Give the listing again character for character, but drop the images.

Extracted records:
<<<<

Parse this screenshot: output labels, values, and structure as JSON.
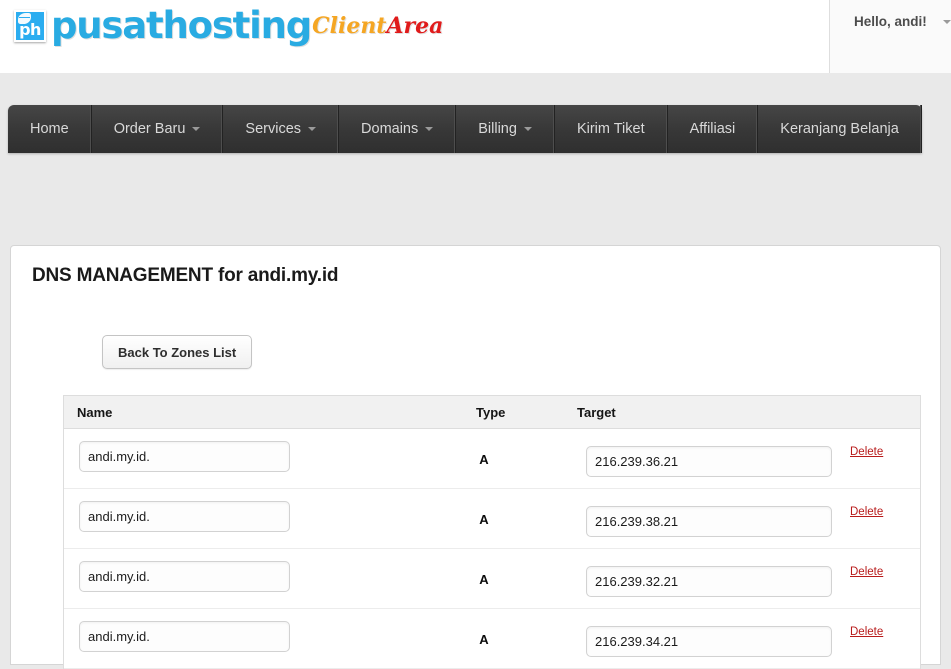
{
  "header": {
    "logo": {
      "mark_text": "ph",
      "word": "pusathosting",
      "client": "Client",
      "area": "Area"
    },
    "user_greeting": "Hello, andi!"
  },
  "nav": {
    "items": [
      {
        "label": "Home",
        "has_caret": false
      },
      {
        "label": "Order Baru",
        "has_caret": true
      },
      {
        "label": "Services",
        "has_caret": true
      },
      {
        "label": "Domains",
        "has_caret": true
      },
      {
        "label": "Billing",
        "has_caret": true
      },
      {
        "label": "Kirim Tiket",
        "has_caret": false
      },
      {
        "label": "Affiliasi",
        "has_caret": false
      },
      {
        "label": "Keranjang Belanja",
        "has_caret": false
      }
    ]
  },
  "main": {
    "page_title": "DNS MANAGEMENT for andi.my.id",
    "back_button": "Back To Zones List",
    "table": {
      "columns": [
        "Name",
        "Type",
        "Target"
      ],
      "delete_label": "Delete",
      "rows": [
        {
          "name": "andi.my.id.",
          "type": "A",
          "target": "216.239.36.21",
          "delete": "Delete"
        },
        {
          "name": "andi.my.id.",
          "type": "A",
          "target": "216.239.38.21",
          "delete": "Delete"
        },
        {
          "name": "andi.my.id.",
          "type": "A",
          "target": "216.239.32.21",
          "delete": "Delete"
        },
        {
          "name": "andi.my.id.",
          "type": "A",
          "target": "216.239.34.21",
          "delete": "Delete"
        }
      ]
    }
  },
  "colors": {
    "logo_blue": "#29abe2",
    "client_orange": "#f5a623",
    "area_red": "#e01b1b",
    "nav_dark": "#3a3a3a",
    "delete_red": "#b81b1b",
    "page_bg": "#e9e9e9"
  }
}
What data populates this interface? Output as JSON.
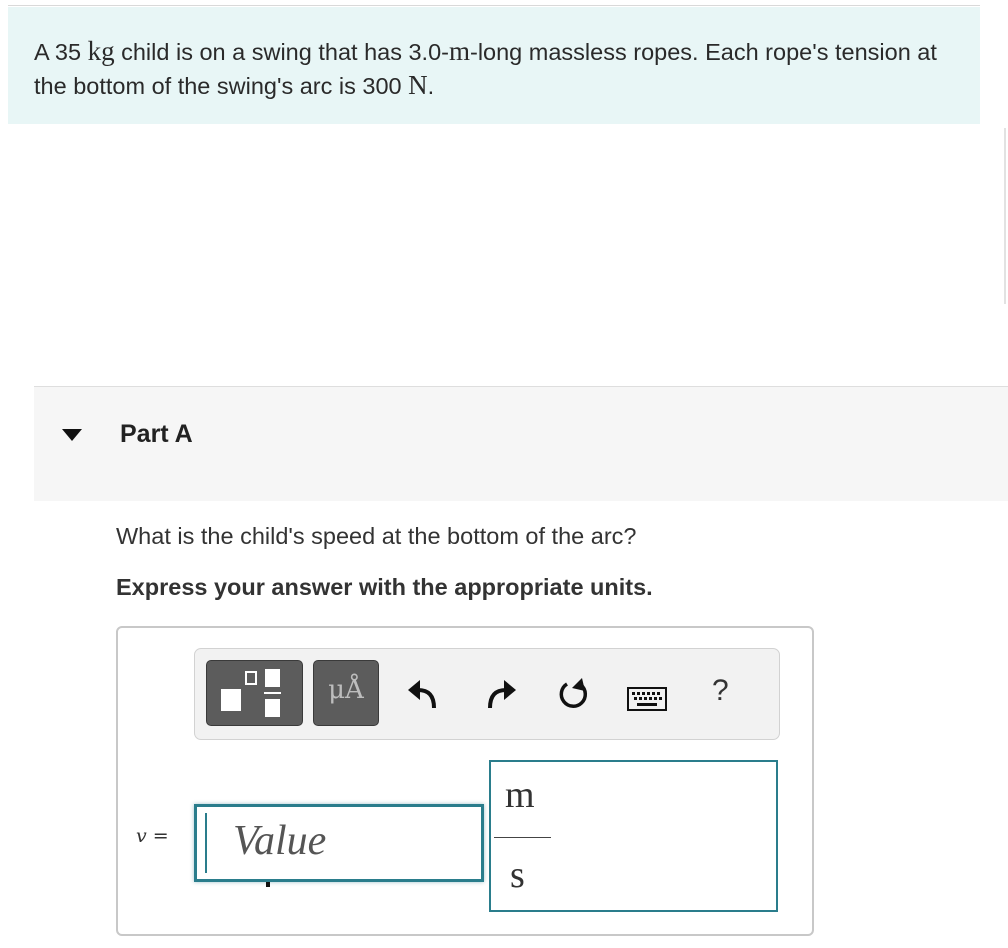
{
  "problem": {
    "parts": [
      {
        "t": "A 35 ",
        "unit": false
      },
      {
        "t": "kg",
        "unit": true
      },
      {
        "t": " child is on a swing that has 3.0-",
        "unit": false
      },
      {
        "t": "m",
        "unit": true
      },
      {
        "t": "-long massless ropes. Each rope's tension at the bottom of the swing's arc is 300 ",
        "unit": false
      },
      {
        "t": "N",
        "unit": true
      },
      {
        "t": ".",
        "unit": false
      }
    ]
  },
  "part": {
    "title": "Part A"
  },
  "question": "What is the child's speed at the bottom of the arc?",
  "instruction": "Express your answer with the appropriate units.",
  "toolbar": {
    "units_label": "μÅ",
    "help_label": "?",
    "icons": [
      "templates-icon",
      "units-icon",
      "undo-icon",
      "redo-icon",
      "reset-icon",
      "keyboard-icon",
      "help-icon"
    ]
  },
  "answer": {
    "variable": "v",
    "equals": "=",
    "value_placeholder": "Value",
    "unit_numerator": "m",
    "unit_denominator": "s"
  }
}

>>>>

▶ Output below:
Parse this screenshot: output labels, values, and structure as JSON.
{
  "header": {
    "logo": {
      "mark_text": "ph",
      "word": "pusathosting",
      "client": "Client",
      "area": "Area"
    },
    "user_greeting": "Hello, andi!"
  },
  "nav": {
    "items": [
      {
        "label": "Home",
        "has_caret": false
      },
      {
        "label": "Order Baru",
        "has_caret": true
      },
      {
        "label": "Services",
        "has_caret": true
      },
      {
        "label": "Domains",
        "has_caret": true
      },
      {
        "label": "Billing",
        "has_caret": true
      },
      {
        "label": "Kirim Tiket",
        "has_caret": false
      },
      {
        "label": "Affiliasi",
        "has_caret": false
      },
      {
        "label": "Keranjang Belanja",
        "has_caret": false
      }
    ]
  },
  "main": {
    "page_title": "DNS MANAGEMENT for andi.my.id",
    "back_button": "Back To Zones List",
    "table": {
      "columns": [
        "Name",
        "Type",
        "Target"
      ],
      "delete_label": "Delete",
      "rows": [
        {
          "name": "andi.my.id.",
          "type": "A",
          "target": "216.239.36.21",
          "delete": "Delete"
        },
        {
          "name": "andi.my.id.",
          "type": "A",
          "target": "216.239.38.21",
          "delete": "Delete"
        },
        {
          "name": "andi.my.id.",
          "type": "A",
          "target": "216.239.32.21",
          "delete": "Delete"
        },
        {
          "name": "andi.my.id.",
          "type": "A",
          "target": "216.239.34.21",
          "delete": "Delete"
        }
      ]
    }
  },
  "colors": {
    "logo_blue": "#29abe2",
    "client_orange": "#f5a623",
    "area_red": "#e01b1b",
    "nav_dark": "#3a3a3a",
    "delete_red": "#b81b1b",
    "page_bg": "#e9e9e9"
  }
}
What data populates this interface? Output as JSON.
{
  "problem": {
    "parts": [
      {
        "t": "A 35 ",
        "unit": false
      },
      {
        "t": "kg",
        "unit": true
      },
      {
        "t": " child is on a swing that has 3.0-",
        "unit": false
      },
      {
        "t": "m",
        "unit": true
      },
      {
        "t": "-long massless ropes. Each rope's tension at the bottom of the swing's arc is 300 ",
        "unit": false
      },
      {
        "t": "N",
        "unit": true
      },
      {
        "t": ".",
        "unit": false
      }
    ]
  },
  "part": {
    "title": "Part A"
  },
  "question": "What is the child's speed at the bottom of the arc?",
  "instruction": "Express your answer with the appropriate units.",
  "toolbar": {
    "units_label": "μÅ",
    "help_label": "?",
    "icons": [
      "templates-icon",
      "units-icon",
      "undo-icon",
      "redo-icon",
      "reset-icon",
      "keyboard-icon",
      "help-icon"
    ]
  },
  "answer": {
    "variable": "v",
    "equals": "=",
    "value_placeholder": "Value",
    "unit_numerator": "m",
    "unit_denominator": "s"
  }
}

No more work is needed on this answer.